---- Angezeigter Text
Die vergessenen Häftlinge von Guantánomo
Seit sechs Monaten wehren sich Gefangene im US-Lager mit einem Hungerstreik gegen ihre Haftbedingungen
Von Jürgen Heiser *
Exakt ein halbes Jahr lang dauert der Hungerstreik von zuletzt 60 Häftlingen im US-Militärgefängnis Guantánamo Bay (Gitmo) seit dem gestrigen Dienstag bereits an. Einen Tag zuvor hatte die 81jährige Margaret Owen aus der britischen Grafschaft Dorset ihr einwöchiges Protestfasten vor den Kameras des Senders BBC beendet. Sie habe damit die Öffentlichkeit auf die prekäre Lage des Guantánamo-Gefangenen Shaker Aamer aufmerksam machen wollen, erklärte Owen dem BBC-Reporter. Seit elf Jahren sitzt der Brite mit der Häftlingsnummer 239 ohne Anklage und ohne Aussicht auf einen Prozeß in dem US-Lager.
--------
---- Datenzeilen
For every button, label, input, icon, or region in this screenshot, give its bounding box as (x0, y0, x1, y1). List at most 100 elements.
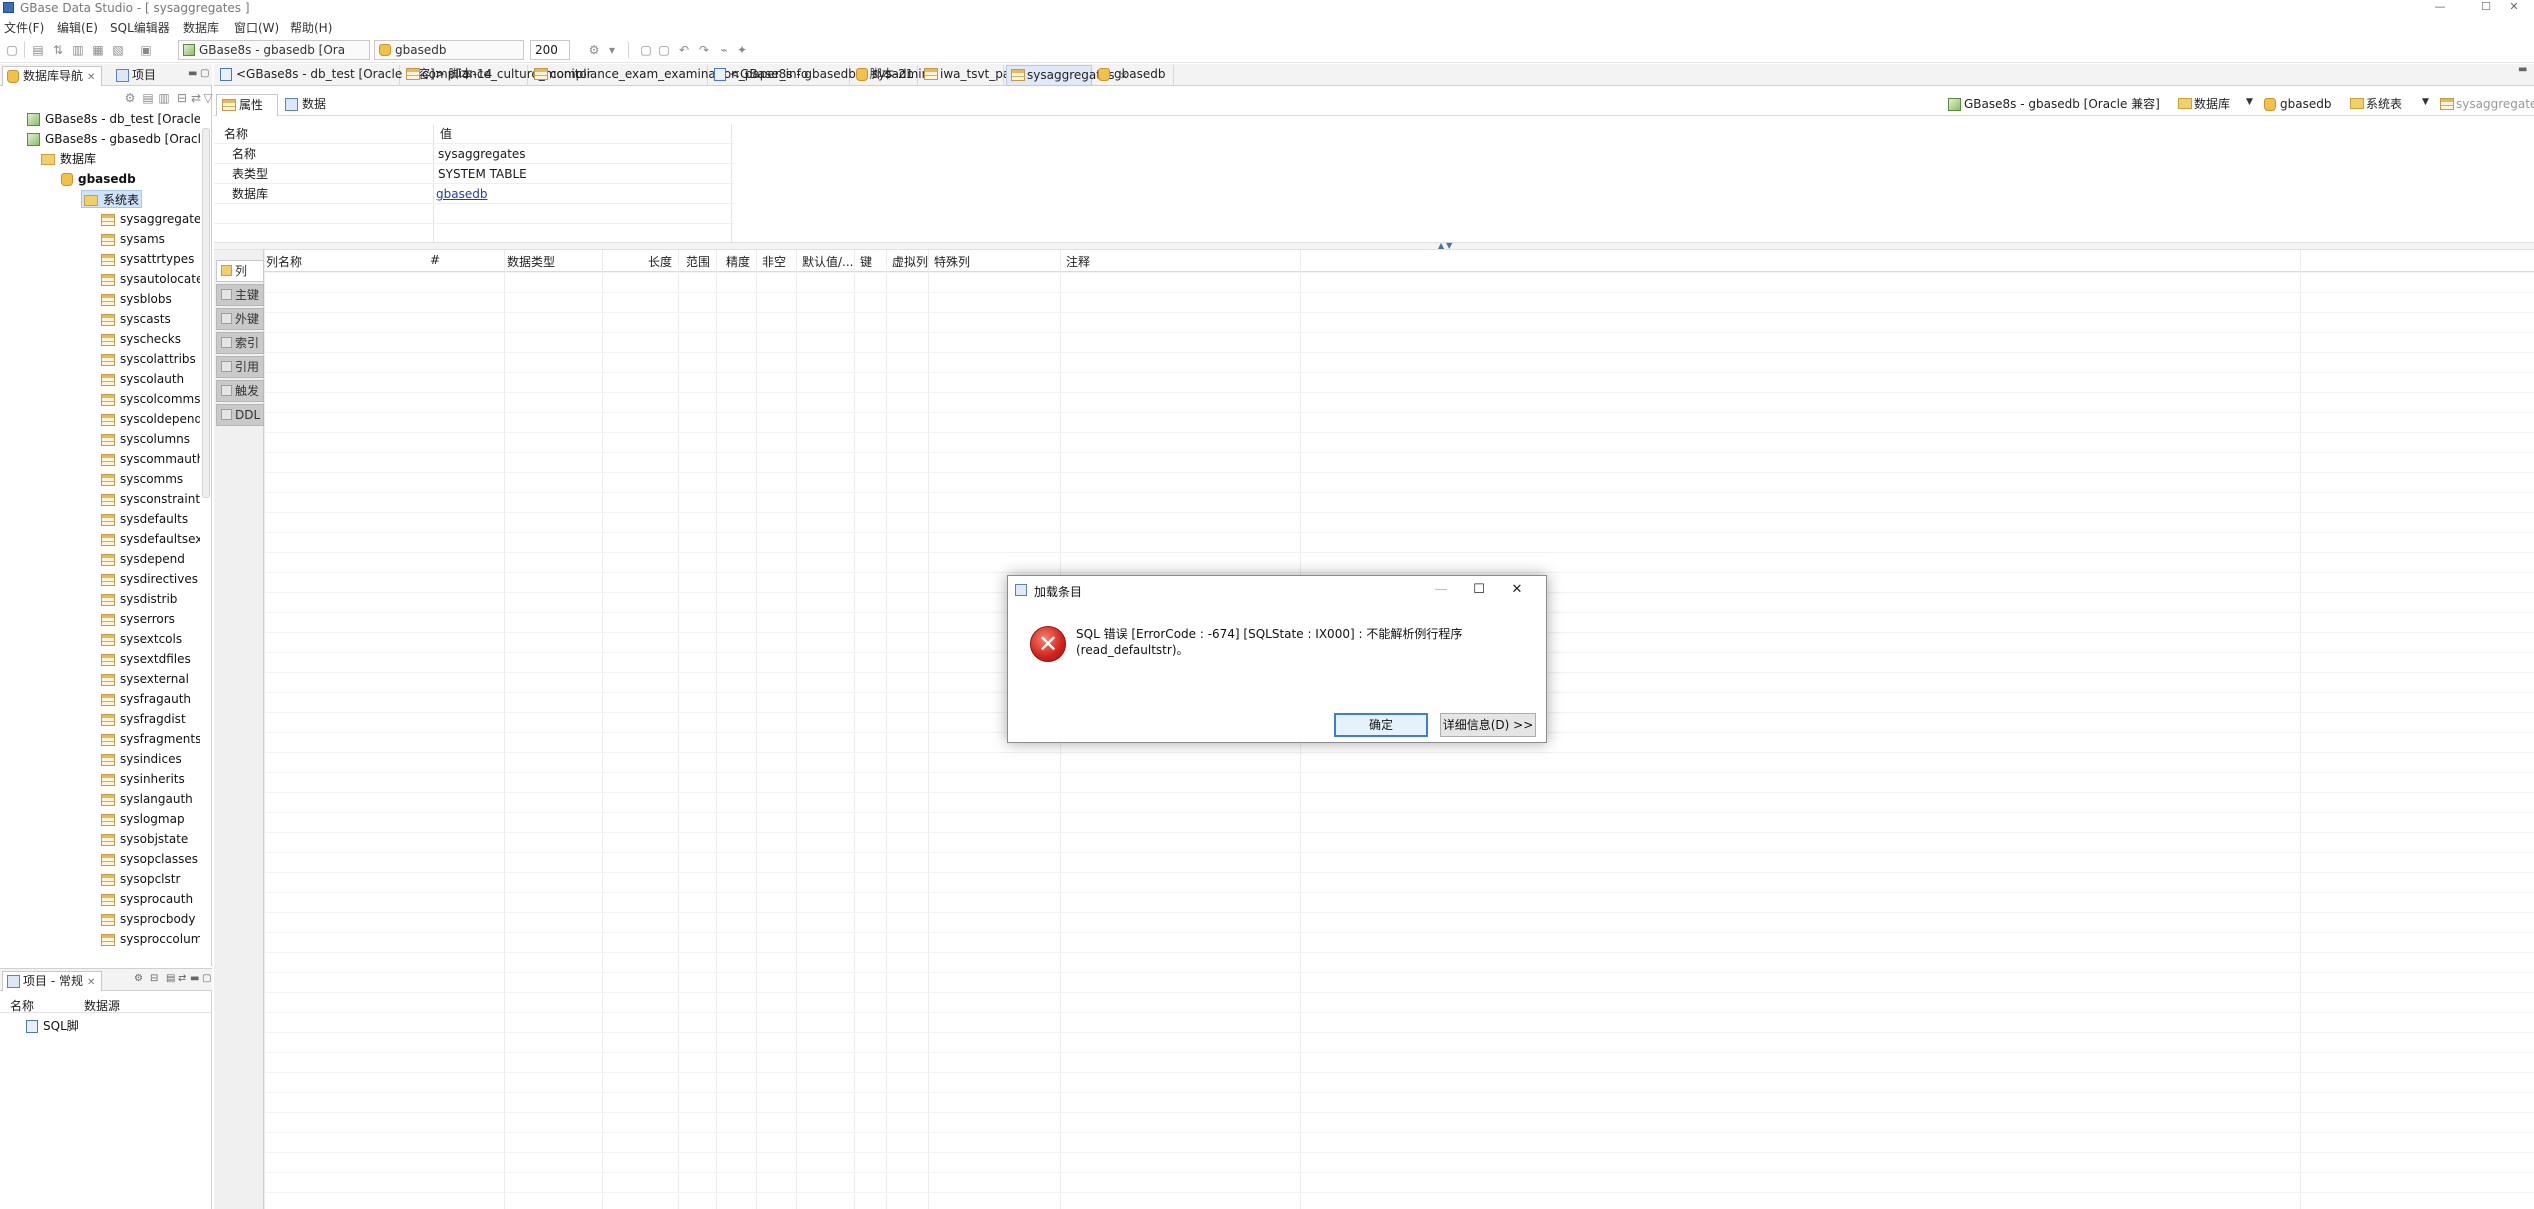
tree-item[interactable]: sysams (101, 230, 165, 248)
property-value[interactable]: sysaggregates (438, 144, 526, 164)
menu-window[interactable]: 窗口(W) (234, 19, 279, 36)
result-limit-input[interactable]: 200 (530, 40, 570, 60)
collapse-icon[interactable]: ⊟ (150, 973, 158, 984)
close-tab-icon[interactable]: ✕ (87, 977, 95, 988)
tree-item[interactable]: syscolcomms (101, 390, 200, 408)
tree-item[interactable]: sysfragdist (101, 710, 186, 728)
tree-item[interactable]: syscolattribs (101, 350, 196, 368)
tree-item[interactable]: sysprocauth (101, 890, 193, 908)
breadcrumb-table[interactable]: sysaggregates (2440, 96, 2534, 114)
tree-item[interactable]: syscomms (101, 470, 183, 488)
header-key[interactable]: 键 (860, 253, 872, 270)
column-name-header[interactable]: 名称 (10, 997, 34, 1014)
nav-connect-icon[interactable]: ⚙ (122, 90, 138, 106)
tree-item[interactable]: syscolauth (101, 370, 184, 388)
tree-item[interactable]: syscolumns (101, 430, 190, 448)
database-selector[interactable]: gbasedb (374, 40, 524, 60)
minimize-view-icon[interactable]: ▬ (188, 68, 197, 79)
sidetab-indexes[interactable]: 索引 (216, 332, 264, 354)
sql-editor-icon[interactable]: ▣ (138, 42, 154, 58)
tree-item[interactable]: sysdefaultsexpr (101, 530, 200, 548)
tree-item[interactable]: syslangauth (101, 790, 193, 808)
header-scale[interactable]: 范围 (686, 253, 710, 270)
tab-projects[interactable]: 项目 (112, 66, 162, 86)
splitter-arrows-icon[interactable]: ▲▼ (1438, 241, 1454, 250)
maximize-view-icon[interactable]: ▢ (202, 973, 211, 984)
dialog-maximize-button[interactable]: ☐ (1464, 580, 1494, 600)
editor-tab[interactable]: <GBase8s - db_test [Oracle 兼容]> 脚本-14 (216, 65, 492, 86)
header-comment[interactable]: 注释 (1066, 253, 1090, 270)
tree-item[interactable]: sysdepend (101, 550, 185, 568)
settings-icon[interactable]: ⚙ (134, 973, 143, 984)
forward-icon[interactable]: ↷ (696, 42, 712, 58)
tree-item[interactable]: syscoldepend (101, 410, 200, 428)
close-tab-icon[interactable]: ✕ (87, 72, 95, 83)
header-ordinal[interactable]: # (430, 253, 440, 267)
panel-splitter[interactable]: ▲▼ (214, 241, 2534, 250)
commit-icon[interactable]: ▥ (70, 42, 86, 58)
tab-project-general[interactable]: 项目 - 常规 ✕ (2, 971, 103, 991)
tree-item[interactable]: sysconstraints (101, 490, 200, 508)
breadcrumb-system-tables[interactable]: 系统表 (2350, 96, 2402, 114)
tree-item[interactable]: GBase8s - gbasedb [Oracle 兼容] (27, 130, 200, 148)
project-item-sql-scripts[interactable]: SQL脚 (26, 1017, 79, 1035)
tree-item[interactable]: sysobjstate (101, 830, 188, 848)
breadcrumb-database[interactable]: gbasedb (2264, 96, 2331, 114)
column-datasource-header[interactable]: 数据源 (84, 997, 120, 1014)
maximize-view-icon[interactable]: ▢ (200, 68, 209, 79)
header-virtual[interactable]: 虚拟列 (892, 253, 928, 270)
tab-data[interactable]: 数据 (280, 94, 340, 116)
breadcrumb-databases[interactable]: 数据库 (2178, 96, 2230, 114)
link-icon[interactable]: ⇄ (178, 973, 186, 984)
editor-tab[interactable]: gbasedb (1094, 65, 1174, 86)
menu-sql-editor[interactable]: SQL编辑器 (110, 19, 170, 36)
tree-item[interactable]: syscasts (101, 310, 171, 328)
chevron-down-icon[interactable]: ▼ (2422, 97, 2429, 107)
nav-edit-icon[interactable]: ▥ (156, 90, 172, 106)
tab-database-navigator[interactable]: 数据库导航 ✕ (2, 66, 103, 86)
tree-item[interactable]: sysdirectives (101, 570, 198, 588)
tree-item[interactable]: syslogmap (101, 810, 185, 828)
tree-item[interactable]: syschecks (101, 330, 181, 348)
menu-file[interactable]: 文件(F) (4, 19, 44, 36)
property-value[interactable]: SYSTEM TABLE (438, 164, 527, 184)
sidetab-triggers[interactable]: 触发器 (216, 380, 264, 418)
tree-item[interactable]: sysdefaults (101, 510, 188, 528)
menu-help[interactable]: 帮助(H) (290, 19, 332, 36)
save-icon[interactable]: ▢ (638, 42, 654, 58)
tree-item[interactable]: sysinherits (101, 770, 185, 788)
format-icon[interactable]: ⚙ (586, 42, 602, 58)
chevron-down-icon[interactable]: ▼ (2246, 97, 2253, 107)
sidetab-references[interactable]: 引用 (216, 356, 264, 378)
header-default[interactable]: 默认值/... (802, 253, 854, 270)
header-data-type[interactable]: 数据类型 (507, 253, 555, 270)
back-icon[interactable]: ↶ (676, 42, 692, 58)
tree-item[interactable]: sysfragauth (101, 690, 191, 708)
tree-item[interactable]: sysattrtypes (101, 250, 194, 268)
tree-item[interactable]: sysindices (101, 750, 182, 768)
save-all-icon[interactable]: ▢ (656, 42, 672, 58)
rollback-icon[interactable]: ▦ (90, 42, 106, 58)
link-icon[interactable]: ⌁ (716, 42, 732, 58)
tree-item[interactable]: sysprocbody (101, 910, 196, 928)
editor-minimize-icon[interactable]: ▬ (2518, 64, 2527, 75)
details-button[interactable]: 详细信息(D) >> (1440, 713, 1536, 737)
breadcrumb-connection[interactable]: GBase8s - gbasedb [Oracle 兼容] (1948, 96, 2160, 114)
minimize-button[interactable]: — (2420, 0, 2460, 16)
tree-item[interactable]: sysfragments (101, 730, 200, 748)
dropdown-arrow-icon[interactable]: ▾ (604, 42, 620, 58)
header-length[interactable]: 长度 (648, 253, 672, 270)
link-editor-icon[interactable]: ⇄ (188, 90, 204, 106)
configure-icon[interactable]: ▤ (166, 973, 175, 984)
sidetab-primary-key[interactable]: 主键 (216, 284, 264, 306)
database-link[interactable]: gbasedb (436, 184, 487, 204)
editor-tab[interactable]: iwa_tsvt_partcal (920, 65, 1037, 86)
dialog-minimize-button[interactable]: — (1426, 580, 1456, 600)
tree-item[interactable]: 数据库 (41, 150, 96, 168)
tree-item[interactable]: syscommauth (101, 450, 200, 468)
nav-new-icon[interactable]: ▤ (140, 90, 156, 106)
tree-item[interactable]: sysextdfiles (101, 650, 191, 668)
tree-item[interactable]: gbasedb (61, 170, 136, 188)
sidetab-foreign-key[interactable]: 外键 (216, 308, 264, 330)
header-precision[interactable]: 精度 (726, 253, 750, 270)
--------
** Aufgabenstellung **
Setze den Bericht über den Hungerstreik in Guantánamo im Anschluss an seinen letzten Satz fort.

** Antwort **
Das britische Außenministerium räume seinem Fall zwar »hohe Priorität ein« und fordere »von der US-Regierung seine umgehende Freilassung in das Vereinigte Königreich«, so BBC, doch das hilft wenig. Die US-Regierung lasse Aamer nicht frei, »weil sie befürchtet, er könnte öffentlich machen, was er über das Lager weiß«. Derzeit bemühten sich die USA darum, ihn gegen seinen Willen an Saudi-Arabien zu überstellen, meldete der Sender Russia Today (RT). Unterstützer der Gitmo-Häftlinge kritisierten London deshalb, sich nicht genug für Aamer einzusetzen. Der Vater von vier Kindern, dessen Familie in London lebt, sei ihr »zu einem sozialen Sohn geworden«, schilderte Margaret Owen ihre Beweggründe. Sie fühle Aamers Qualen unter den Haftbedingungen, gegen die die Häftlinge seit dem 6. Februar mit ihrem Hungerstreik protestieren. Deshalb habe sie sich Prominenten wie dem schottischen Comedian Frankie Boyle und der Schauspielerin Julie Christi beim Fasten angeschlossen. Gestartet hatte die Kampagne Anfang Juli Clive Stafford-Smith, Gründer der britischen Menschenrechtsorganisation »Reprieve«. Der international geachtete Menschenrechtsanwalt hat bereits 65 Gefangene verschiedener Nationalitäten aus dem berüchtigten Lager herausgeholt, darunter bis auf Shaker Aamer auch alle Häftlinge britischer Herkunft. Aktuell vertritt Stafford-Smith 15 der insgesamt 166 Häftlinge, deren Lage er auf BBC als »Alptraum« bezeichnete.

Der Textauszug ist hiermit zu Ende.